Records for processing:
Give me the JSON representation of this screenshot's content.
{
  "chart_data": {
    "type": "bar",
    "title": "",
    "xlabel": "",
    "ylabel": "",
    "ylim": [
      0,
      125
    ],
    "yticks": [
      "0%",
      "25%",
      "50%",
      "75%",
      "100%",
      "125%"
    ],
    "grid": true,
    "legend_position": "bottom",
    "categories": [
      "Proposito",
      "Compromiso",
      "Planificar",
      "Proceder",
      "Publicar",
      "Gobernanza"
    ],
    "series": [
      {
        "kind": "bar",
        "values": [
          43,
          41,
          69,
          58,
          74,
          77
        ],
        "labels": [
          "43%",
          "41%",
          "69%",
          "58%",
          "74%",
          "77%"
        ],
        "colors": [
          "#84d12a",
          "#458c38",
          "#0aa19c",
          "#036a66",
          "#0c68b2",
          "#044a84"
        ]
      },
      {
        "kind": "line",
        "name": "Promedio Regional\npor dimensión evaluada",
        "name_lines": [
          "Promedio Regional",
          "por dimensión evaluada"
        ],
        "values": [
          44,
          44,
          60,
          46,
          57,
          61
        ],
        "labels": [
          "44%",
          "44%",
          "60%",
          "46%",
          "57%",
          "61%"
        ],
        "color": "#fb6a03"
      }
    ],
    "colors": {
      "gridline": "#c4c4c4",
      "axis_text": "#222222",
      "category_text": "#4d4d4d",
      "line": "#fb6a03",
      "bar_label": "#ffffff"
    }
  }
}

Short problem:
Give back all the records exactly as they stand.

Response:
Give me the JSON representation of this screenshot's content.
{
  "chart_data": {
    "type": "bar",
    "title": "",
    "xlabel": "",
    "ylabel": "",
    "ylim": [
      0,
      125
    ],
    "yticks": [
      "0%",
      "25%",
      "50%",
      "75%",
      "100%",
      "125%"
    ],
    "grid": true,
    "legend_position": "bottom",
    "categories": [
      "Proposito",
      "Compromiso",
      "Planificar",
      "Proceder",
      "Publicar",
      "Gobernanza"
    ],
    "series": [
      {
        "kind": "bar",
        "values": [
          43,
          41,
          69,
          58,
          74,
          77
        ],
        "labels": [
          "43%",
          "41%",
          "69%",
          "58%",
          "74%",
          "77%"
        ],
        "colors": [
          "#84d12a",
          "#458c38",
          "#0aa19c",
          "#036a66",
          "#0c68b2",
          "#044a84"
        ]
      },
      {
        "kind": "line",
        "name": "Promedio Regional\npor dimensión evaluada",
        "name_lines": [
          "Promedio Regional",
          "por dimensión evaluada"
        ],
        "values": [
          44,
          44,
          60,
          46,
          57,
          61
        ],
        "labels": [
          "44%",
          "44%",
          "60%",
          "46%",
          "57%",
          "61%"
        ],
        "color": "#fb6a03"
      }
    ],
    "colors": {
      "gridline": "#c4c4c4",
      "axis_text": "#222222",
      "category_text": "#4d4d4d",
      "line": "#fb6a03",
      "bar_label": "#ffffff"
    }
  }
}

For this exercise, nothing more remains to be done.